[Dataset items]
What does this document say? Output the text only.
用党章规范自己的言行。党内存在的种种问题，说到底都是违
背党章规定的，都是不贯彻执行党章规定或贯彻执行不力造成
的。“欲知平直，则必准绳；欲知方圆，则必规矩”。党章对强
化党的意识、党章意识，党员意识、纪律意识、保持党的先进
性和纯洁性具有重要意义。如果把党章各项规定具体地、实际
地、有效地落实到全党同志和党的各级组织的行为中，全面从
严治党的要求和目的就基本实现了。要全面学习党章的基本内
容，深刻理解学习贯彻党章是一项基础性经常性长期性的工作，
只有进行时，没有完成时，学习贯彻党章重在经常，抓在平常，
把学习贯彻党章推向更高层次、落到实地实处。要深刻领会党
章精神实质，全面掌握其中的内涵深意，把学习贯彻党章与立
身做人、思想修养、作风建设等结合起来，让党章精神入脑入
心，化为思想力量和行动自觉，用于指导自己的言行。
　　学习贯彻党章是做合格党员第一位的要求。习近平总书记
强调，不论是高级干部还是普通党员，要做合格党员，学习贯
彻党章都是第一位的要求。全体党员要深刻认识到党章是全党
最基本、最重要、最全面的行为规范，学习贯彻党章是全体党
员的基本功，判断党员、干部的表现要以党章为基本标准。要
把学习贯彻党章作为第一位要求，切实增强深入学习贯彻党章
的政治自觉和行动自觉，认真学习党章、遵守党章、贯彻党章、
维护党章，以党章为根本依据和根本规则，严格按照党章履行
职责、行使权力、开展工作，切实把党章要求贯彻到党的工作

** WRITTEN INSTRUCTION **
Return all the data exactly as given.

** RESPONSE **
What does this document say? Output the text only.
用党章规范自己的言行。党内存在的种种问题，说到底都是违
背党章规定的，都是不贯彻执行党章规定或贯彻执行不力造成
的。“欲知平直，则必准绳；欲知方圆，则必规矩”。党章对强
化党的意识、党章意识，党员意识、纪律意识、保持党的先进
性和纯洁性具有重要意义。如果把党章各项规定具体地、实际
地、有效地落实到全党同志和党的各级组织的行为中，全面从
严治党的要求和目的就基本实现了。要全面学习党章的基本内
容，深刻理解学习贯彻党章是一项基础性经常性长期性的工作，
只有进行时，没有完成时，学习贯彻党章重在经常，抓在平常，
把学习贯彻党章推向更高层次、落到实地实处。要深刻领会党
章精神实质，全面掌握其中的内涵深意，把学习贯彻党章与立
身做人、思想修养、作风建设等结合起来，让党章精神入脑入
心，化为思想力量和行动自觉，用于指导自己的言行。
　　学习贯彻党章是做合格党员第一位的要求。习近平总书记
强调，不论是高级干部还是普通党员，要做合格党员，学习贯
彻党章都是第一位的要求。全体党员要深刻认识到党章是全党
最基本、最重要、最全面的行为规范，学习贯彻党章是全体党
员的基本功，判断党员、干部的表现要以党章为基本标准。要
把学习贯彻党章作为第一位要求，切实增强深入学习贯彻党章
的政治自觉和行动自觉，认真学习党章、遵守党章、贯彻党章、
维护党章，以党章为根本依据和根本规则，严格按照党章履行
职责、行使权力、开展工作，切实把党章要求贯彻到党的工作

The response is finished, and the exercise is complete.